■ **GIVEN PROBLEM**: Write each line out exactly, leaving none out.

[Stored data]
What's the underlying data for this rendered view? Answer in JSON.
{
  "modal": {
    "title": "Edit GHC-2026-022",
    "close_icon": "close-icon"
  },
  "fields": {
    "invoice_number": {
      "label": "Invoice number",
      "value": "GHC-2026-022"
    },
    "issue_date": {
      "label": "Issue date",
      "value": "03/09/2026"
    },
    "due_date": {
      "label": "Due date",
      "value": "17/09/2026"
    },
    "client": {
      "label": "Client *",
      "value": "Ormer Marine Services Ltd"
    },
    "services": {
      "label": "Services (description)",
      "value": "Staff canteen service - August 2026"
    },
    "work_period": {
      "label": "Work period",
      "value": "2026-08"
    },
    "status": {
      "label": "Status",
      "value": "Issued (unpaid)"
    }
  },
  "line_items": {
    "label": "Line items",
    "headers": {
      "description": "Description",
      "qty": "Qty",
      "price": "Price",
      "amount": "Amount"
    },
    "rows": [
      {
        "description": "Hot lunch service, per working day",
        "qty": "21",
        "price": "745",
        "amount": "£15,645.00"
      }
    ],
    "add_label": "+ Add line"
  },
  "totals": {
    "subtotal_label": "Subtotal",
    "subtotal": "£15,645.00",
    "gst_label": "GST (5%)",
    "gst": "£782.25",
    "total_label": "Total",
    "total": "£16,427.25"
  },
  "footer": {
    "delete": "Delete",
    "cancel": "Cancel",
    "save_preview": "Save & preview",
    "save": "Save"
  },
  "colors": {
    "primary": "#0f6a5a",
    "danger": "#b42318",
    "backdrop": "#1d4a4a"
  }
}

■ **TASK SOLUTION**:
What's the underlying data for this rendered view? Answer in JSON.
{
  "modal": {
    "title": "Edit GHC-2026-022",
    "close_icon": "close-icon"
  },
  "fields": {
    "invoice_number": {
      "label": "Invoice number",
      "value": "GHC-2026-022"
    },
    "issue_date": {
      "label": "Issue date",
      "value": "03/09/2026"
    },
    "due_date": {
      "label": "Due date",
      "value": "17/09/2026"
    },
    "client": {
      "label": "Client *",
      "value": "Ormer Marine Services Ltd"
    },
    "services": {
      "label": "Services (description)",
      "value": "Staff canteen service - August 2026"
    },
    "work_period": {
      "label": "Work period",
      "value": "2026-08"
    },
    "status": {
      "label": "Status",
      "value": "Issued (unpaid)"
    }
  },
  "line_items": {
    "label": "Line items",
    "headers": {
      "description": "Description",
      "qty": "Qty",
      "price": "Price",
      "amount": "Amount"
    },
    "rows": [
      {
        "description": "Hot lunch service, per working day",
        "qty": "21",
        "price": "745",
        "amount": "£15,645.00"
      }
    ],
    "add_label": "+ Add line"
  },
  "totals": {
    "subtotal_label": "Subtotal",
    "subtotal": "£15,645.00",
    "gst_label": "GST (5%)",
    "gst": "£782.25",
    "total_label": "Total",
    "total": "£16,427.25"
  },
  "footer": {
    "delete": "Delete",
    "cancel": "Cancel",
    "save_preview": "Save & preview",
    "save": "Save"
  },
  "colors": {
    "primary": "#0f6a5a",
    "danger": "#b42318",
    "backdrop": "#1d4a4a"
  }
}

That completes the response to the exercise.